═══ DATA TO USE ═══

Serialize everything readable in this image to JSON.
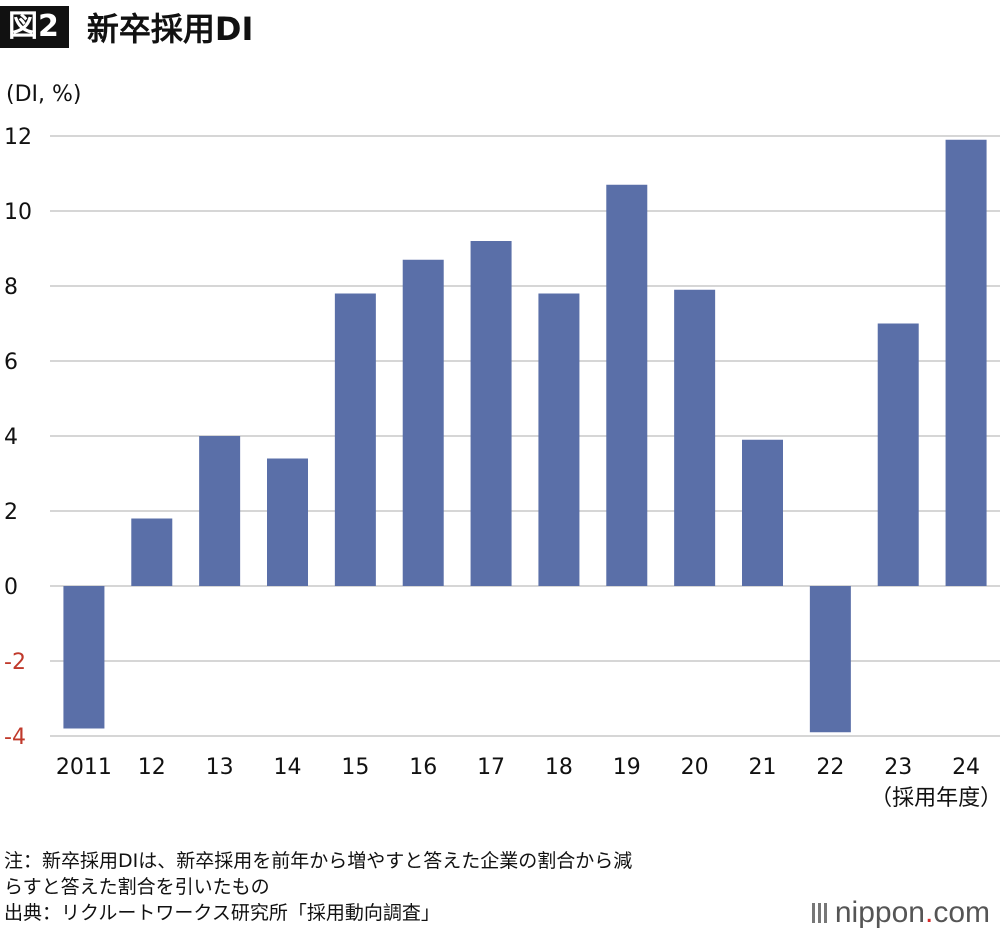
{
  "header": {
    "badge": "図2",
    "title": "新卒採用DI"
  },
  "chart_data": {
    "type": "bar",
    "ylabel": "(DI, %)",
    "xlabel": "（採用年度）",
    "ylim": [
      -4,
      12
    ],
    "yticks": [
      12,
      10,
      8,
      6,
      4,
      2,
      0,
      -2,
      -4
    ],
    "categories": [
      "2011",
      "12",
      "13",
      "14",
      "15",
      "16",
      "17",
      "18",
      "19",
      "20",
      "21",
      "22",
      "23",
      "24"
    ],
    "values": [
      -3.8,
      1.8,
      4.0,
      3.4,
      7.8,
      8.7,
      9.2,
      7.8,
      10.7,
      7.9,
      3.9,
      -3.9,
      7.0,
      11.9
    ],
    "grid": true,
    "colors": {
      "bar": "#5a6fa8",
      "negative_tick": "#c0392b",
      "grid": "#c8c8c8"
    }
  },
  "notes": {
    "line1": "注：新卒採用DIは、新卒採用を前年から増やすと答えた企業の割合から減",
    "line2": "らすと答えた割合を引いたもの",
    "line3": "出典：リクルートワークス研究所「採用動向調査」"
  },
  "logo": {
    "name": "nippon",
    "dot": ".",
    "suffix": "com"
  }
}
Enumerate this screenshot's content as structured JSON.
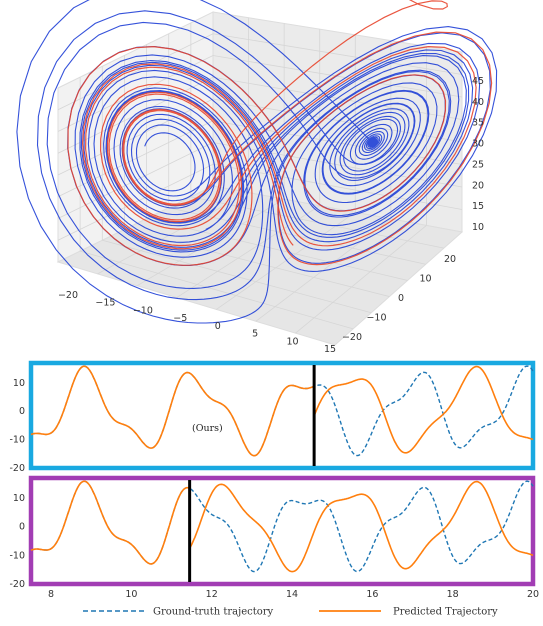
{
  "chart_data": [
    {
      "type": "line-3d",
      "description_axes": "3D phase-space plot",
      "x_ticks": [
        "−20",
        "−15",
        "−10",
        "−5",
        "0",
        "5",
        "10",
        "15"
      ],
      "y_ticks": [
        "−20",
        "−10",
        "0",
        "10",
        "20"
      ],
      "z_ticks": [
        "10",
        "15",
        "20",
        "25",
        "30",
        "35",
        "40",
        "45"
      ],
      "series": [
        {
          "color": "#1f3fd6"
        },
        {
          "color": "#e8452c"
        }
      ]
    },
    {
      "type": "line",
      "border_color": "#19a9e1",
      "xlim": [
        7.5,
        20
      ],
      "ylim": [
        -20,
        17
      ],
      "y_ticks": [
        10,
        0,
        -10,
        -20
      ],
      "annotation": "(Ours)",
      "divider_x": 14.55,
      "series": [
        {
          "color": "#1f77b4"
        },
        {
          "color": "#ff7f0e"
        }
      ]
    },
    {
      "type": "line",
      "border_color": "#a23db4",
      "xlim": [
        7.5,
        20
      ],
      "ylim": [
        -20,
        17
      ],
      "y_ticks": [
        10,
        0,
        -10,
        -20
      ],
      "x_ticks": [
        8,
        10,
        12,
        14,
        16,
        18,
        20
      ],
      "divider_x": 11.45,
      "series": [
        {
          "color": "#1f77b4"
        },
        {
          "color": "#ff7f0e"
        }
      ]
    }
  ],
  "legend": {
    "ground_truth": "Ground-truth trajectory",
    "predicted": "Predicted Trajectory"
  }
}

═══

[WHAT IS EXPECTED]:
Return every line holding the word "this" from the records.

[EXERCISE RESPONSE]:
Serialize everything readable in this image to JSON.
Enumerate this screenshot's content as structured JSON.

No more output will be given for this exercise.